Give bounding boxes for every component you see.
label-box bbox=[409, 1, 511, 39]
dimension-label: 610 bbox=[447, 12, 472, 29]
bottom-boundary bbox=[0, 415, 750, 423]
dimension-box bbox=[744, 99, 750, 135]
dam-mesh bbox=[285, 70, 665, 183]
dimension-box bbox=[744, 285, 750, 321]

What is expected:
Put every line of the entries above into a JSON list of strings, one string per line, leaving out blank lines.

Task response:
[
  "Give bounding boxes for every component you see.",
  "label-box bbox=[409, 1, 511, 39]",
  "dimension-label: 610 bbox=[447, 12, 472, 29]",
  "bottom-boundary bbox=[0, 415, 750, 423]",
  "dimension-box bbox=[744, 99, 750, 135]",
  "dam-mesh bbox=[285, 70, 665, 183]",
  "dimension-box bbox=[744, 285, 750, 321]"
]